▶ _Your instructions_
All of the material below is to be retyped exactly.

-- START OF Information supplied --

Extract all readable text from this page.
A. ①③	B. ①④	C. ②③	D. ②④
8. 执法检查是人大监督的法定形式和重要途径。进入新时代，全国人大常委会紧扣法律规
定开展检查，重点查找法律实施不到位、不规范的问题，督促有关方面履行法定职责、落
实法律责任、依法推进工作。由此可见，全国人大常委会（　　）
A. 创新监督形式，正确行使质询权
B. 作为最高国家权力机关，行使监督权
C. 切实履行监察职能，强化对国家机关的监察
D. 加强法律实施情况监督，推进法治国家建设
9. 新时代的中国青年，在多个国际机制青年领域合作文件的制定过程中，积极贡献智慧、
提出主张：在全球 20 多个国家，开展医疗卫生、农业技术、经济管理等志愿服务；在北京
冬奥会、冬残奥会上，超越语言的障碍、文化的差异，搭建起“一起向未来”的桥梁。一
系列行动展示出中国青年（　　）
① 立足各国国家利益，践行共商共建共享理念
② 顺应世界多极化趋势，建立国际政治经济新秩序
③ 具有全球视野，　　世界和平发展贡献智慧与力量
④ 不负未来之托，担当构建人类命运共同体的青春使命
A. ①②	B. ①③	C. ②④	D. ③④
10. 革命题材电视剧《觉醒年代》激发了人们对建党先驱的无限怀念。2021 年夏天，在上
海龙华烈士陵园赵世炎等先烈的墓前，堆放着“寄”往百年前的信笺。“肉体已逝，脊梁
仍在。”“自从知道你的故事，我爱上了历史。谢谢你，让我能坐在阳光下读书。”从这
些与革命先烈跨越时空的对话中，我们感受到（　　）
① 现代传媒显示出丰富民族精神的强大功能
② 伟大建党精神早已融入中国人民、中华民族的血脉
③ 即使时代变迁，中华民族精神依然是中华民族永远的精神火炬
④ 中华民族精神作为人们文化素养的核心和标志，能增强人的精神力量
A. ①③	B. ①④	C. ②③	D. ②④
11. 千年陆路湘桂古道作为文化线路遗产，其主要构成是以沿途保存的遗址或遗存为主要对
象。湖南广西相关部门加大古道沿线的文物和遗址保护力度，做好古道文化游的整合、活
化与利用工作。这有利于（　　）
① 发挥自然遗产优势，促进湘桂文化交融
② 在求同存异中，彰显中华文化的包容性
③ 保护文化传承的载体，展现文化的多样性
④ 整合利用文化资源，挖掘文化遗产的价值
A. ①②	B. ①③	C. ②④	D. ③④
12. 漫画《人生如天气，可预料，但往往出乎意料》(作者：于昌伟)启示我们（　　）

-- END OF Information supplied --

▶ _The completed task_
Extract all readable text from this page.
A. ①③	B. ①④	C. ②③	D. ②④
8. 执法检查是人大监督的法定形式和重要途径。进入新时代，全国人大常委会紧扣法律规
定开展检查，重点查找法律实施不到位、不规范的问题，督促有关方面履行法定职责、落
实法律责任、依法推进工作。由此可见，全国人大常委会（　　）
A. 创新监督形式，正确行使质询权
B. 作为最高国家权力机关，行使监督权
C. 切实履行监察职能，强化对国家机关的监察
D. 加强法律实施情况监督，推进法治国家建设
9. 新时代的中国青年，在多个国际机制青年领域合作文件的制定过程中，积极贡献智慧、
提出主张：在全球 20 多个国家，开展医疗卫生、农业技术、经济管理等志愿服务；在北京
冬奥会、冬残奥会上，超越语言的障碍、文化的差异，搭建起“一起向未来”的桥梁。一
系列行动展示出中国青年（　　）
① 立足各国国家利益，践行共商共建共享理念
② 顺应世界多极化趋势，建立国际政治经济新秩序
③ 具有全球视野，　　世界和平发展贡献智慧与力量
④ 不负未来之托，担当构建人类命运共同体的青春使命
A. ①②	B. ①③	C. ②④	D. ③④
10. 革命题材电视剧《觉醒年代》激发了人们对建党先驱的无限怀念。2021 年夏天，在上
海龙华烈士陵园赵世炎等先烈的墓前，堆放着“寄”往百年前的信笺。“肉体已逝，脊梁
仍在。”“自从知道你的故事，我爱上了历史。谢谢你，让我能坐在阳光下读书。”从这
些与革命先烈跨越时空的对话中，我们感受到（　　）
① 现代传媒显示出丰富民族精神的强大功能
② 伟大建党精神早已融入中国人民、中华民族的血脉
③ 即使时代变迁，中华民族精神依然是中华民族永远的精神火炬
④ 中华民族精神作为人们文化素养的核心和标志，能增强人的精神力量
A. ①③	B. ①④	C. ②③	D. ②④
11. 千年陆路湘桂古道作为文化线路遗产，其主要构成是以沿途保存的遗址或遗存为主要对
象。湖南广西相关部门加大古道沿线的文物和遗址保护力度，做好古道文化游的整合、活
化与利用工作。这有利于（　　）
① 发挥自然遗产优势，促进湘桂文化交融
② 在求同存异中，彰显中华文化的包容性
③ 保护文化传承的载体，展现文化的多样性
④ 整合利用文化资源，挖掘文化遗产的价值
A. ①②	B. ①③	C. ②④	D. ③④
12. 漫画《人生如天气，可预料，但往往出乎意料》(作者：于昌伟)启示我们（　　）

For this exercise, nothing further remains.